Task objective:
Find all lines in the listing that include the word "ਮਦਗੜ", then copy them.

Entries shown:
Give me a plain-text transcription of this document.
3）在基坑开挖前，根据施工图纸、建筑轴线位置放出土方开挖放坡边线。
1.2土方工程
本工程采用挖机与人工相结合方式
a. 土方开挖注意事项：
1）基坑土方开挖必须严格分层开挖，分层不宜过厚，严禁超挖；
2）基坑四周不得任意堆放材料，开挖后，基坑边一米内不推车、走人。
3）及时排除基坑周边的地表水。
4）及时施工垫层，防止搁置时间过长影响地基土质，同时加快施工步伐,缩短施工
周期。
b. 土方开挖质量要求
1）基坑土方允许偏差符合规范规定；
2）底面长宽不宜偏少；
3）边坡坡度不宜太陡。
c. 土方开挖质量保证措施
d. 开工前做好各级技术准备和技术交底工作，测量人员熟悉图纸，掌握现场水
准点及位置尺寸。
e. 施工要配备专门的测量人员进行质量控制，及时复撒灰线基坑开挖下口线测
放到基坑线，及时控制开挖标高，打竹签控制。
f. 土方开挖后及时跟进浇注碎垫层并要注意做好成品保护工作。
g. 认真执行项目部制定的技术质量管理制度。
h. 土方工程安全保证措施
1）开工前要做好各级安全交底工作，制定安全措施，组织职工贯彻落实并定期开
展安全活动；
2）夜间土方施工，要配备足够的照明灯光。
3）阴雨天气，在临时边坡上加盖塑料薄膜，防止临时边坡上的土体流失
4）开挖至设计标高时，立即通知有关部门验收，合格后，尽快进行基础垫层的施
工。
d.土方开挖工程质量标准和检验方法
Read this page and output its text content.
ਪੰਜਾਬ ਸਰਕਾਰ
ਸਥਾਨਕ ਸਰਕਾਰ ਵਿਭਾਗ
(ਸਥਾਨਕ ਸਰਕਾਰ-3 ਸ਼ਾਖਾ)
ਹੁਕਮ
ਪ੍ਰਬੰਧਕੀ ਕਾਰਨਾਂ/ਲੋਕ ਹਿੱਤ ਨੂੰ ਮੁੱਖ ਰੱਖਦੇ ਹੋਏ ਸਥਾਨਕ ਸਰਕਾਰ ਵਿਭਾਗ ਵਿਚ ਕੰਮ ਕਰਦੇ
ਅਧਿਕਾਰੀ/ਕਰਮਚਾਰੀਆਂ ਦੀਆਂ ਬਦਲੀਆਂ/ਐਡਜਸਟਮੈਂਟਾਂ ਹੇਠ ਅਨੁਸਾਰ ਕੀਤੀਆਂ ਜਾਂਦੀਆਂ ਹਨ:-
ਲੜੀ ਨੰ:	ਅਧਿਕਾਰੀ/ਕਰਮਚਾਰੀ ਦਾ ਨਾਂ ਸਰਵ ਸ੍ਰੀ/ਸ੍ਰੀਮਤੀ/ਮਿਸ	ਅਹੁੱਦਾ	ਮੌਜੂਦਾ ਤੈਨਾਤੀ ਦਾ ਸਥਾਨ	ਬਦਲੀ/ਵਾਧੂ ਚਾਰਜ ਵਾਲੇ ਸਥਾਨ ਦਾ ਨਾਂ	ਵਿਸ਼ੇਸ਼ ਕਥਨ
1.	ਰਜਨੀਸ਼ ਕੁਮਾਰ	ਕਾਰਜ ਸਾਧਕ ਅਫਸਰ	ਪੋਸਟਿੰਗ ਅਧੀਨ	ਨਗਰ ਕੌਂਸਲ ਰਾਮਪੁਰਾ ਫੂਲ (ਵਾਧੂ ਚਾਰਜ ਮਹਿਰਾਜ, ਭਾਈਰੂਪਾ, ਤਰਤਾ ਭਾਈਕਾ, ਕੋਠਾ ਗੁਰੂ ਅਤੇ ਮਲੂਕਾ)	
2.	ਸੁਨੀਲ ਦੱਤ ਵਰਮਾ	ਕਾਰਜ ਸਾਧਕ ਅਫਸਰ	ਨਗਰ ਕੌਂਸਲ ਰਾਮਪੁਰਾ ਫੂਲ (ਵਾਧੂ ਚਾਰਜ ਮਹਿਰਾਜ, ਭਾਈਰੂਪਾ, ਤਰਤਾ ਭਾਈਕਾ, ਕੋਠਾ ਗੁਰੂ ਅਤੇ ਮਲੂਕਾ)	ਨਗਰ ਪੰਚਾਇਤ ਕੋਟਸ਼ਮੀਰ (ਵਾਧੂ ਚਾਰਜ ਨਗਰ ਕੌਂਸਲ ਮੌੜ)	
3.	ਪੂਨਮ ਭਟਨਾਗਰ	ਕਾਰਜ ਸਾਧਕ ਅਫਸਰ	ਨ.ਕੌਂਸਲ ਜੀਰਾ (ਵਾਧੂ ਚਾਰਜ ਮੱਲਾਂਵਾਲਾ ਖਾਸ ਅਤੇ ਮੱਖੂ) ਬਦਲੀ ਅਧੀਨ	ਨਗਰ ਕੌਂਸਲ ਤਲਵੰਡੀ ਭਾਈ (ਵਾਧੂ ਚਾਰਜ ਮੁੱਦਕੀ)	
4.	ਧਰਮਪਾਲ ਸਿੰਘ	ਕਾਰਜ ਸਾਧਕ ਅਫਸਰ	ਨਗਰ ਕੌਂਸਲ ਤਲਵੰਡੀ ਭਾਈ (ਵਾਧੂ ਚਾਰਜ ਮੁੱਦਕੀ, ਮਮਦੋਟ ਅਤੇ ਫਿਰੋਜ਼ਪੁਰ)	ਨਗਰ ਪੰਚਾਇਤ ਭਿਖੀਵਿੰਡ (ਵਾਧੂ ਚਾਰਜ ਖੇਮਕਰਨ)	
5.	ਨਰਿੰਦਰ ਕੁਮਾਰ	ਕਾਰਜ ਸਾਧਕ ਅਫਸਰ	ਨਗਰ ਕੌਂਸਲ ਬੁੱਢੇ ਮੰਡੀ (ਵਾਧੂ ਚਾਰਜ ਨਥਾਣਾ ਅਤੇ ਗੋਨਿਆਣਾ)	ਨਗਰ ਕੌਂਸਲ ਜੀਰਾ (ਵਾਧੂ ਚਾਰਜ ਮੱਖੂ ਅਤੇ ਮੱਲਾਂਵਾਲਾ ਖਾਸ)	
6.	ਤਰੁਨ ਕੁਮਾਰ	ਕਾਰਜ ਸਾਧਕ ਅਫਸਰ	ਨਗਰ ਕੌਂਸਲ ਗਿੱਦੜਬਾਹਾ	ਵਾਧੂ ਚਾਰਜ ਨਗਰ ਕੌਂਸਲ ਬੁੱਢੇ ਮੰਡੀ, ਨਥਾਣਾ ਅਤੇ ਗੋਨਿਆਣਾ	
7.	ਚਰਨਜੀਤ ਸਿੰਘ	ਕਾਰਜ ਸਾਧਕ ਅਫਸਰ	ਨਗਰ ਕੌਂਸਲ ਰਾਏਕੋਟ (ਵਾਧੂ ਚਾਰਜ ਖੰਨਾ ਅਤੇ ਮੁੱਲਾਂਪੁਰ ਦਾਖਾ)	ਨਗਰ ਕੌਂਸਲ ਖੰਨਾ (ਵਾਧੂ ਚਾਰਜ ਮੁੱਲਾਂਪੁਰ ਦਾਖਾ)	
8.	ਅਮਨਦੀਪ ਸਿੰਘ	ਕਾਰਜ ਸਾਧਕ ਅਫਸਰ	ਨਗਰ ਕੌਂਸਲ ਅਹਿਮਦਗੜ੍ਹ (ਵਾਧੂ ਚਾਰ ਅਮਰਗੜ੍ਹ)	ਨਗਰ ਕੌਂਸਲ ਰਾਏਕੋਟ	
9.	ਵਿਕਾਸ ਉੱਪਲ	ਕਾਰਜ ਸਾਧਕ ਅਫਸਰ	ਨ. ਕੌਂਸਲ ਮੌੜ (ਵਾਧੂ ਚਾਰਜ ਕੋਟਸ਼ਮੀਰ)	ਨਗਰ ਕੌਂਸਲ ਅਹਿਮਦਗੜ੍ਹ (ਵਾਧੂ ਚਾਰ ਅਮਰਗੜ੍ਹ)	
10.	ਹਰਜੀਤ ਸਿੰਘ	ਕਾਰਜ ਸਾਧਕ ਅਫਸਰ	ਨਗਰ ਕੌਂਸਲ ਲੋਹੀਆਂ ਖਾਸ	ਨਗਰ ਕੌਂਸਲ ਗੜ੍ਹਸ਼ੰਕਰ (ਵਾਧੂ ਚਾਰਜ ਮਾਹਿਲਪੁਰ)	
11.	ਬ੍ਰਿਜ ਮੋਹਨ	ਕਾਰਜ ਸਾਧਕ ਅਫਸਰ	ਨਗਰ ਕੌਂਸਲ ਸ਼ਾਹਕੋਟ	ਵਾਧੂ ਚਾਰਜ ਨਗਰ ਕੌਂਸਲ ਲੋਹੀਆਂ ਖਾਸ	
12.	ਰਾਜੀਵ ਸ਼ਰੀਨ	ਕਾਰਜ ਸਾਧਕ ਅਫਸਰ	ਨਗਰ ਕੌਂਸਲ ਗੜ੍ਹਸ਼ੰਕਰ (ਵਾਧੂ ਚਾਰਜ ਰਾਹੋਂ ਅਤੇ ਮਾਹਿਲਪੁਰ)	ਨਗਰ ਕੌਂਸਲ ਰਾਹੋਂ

Result for this task:
8.	ਅਮਨਦੀਪ ਸਿੰਘ	ਕਾਰਜ ਸਾਧਕ ਅਫਸਰ	ਨਗਰ ਕੌਂਸਲ ਅਹਿਮਦਗੜ੍ਹ (ਵਾਧੂ ਚਾਰ ਅਮਰਗੜ੍ਹ)	ਨਗਰ ਕੌਂਸਲ ਰਾਏਕੋਟ	
9.	ਵਿਕਾਸ ਉੱਪਲ	ਕਾਰਜ ਸਾਧਕ ਅਫਸਰ	ਨ. ਕੌਂਸਲ ਮੌੜ (ਵਾਧੂ ਚਾਰਜ ਕੋਟਸ਼ਮੀਰ)	ਨਗਰ ਕੌਂਸਲ ਅਹਿਮਦਗੜ੍ਹ (ਵਾਧੂ ਚਾਰ ਅਮਰਗੜ੍ਹ)	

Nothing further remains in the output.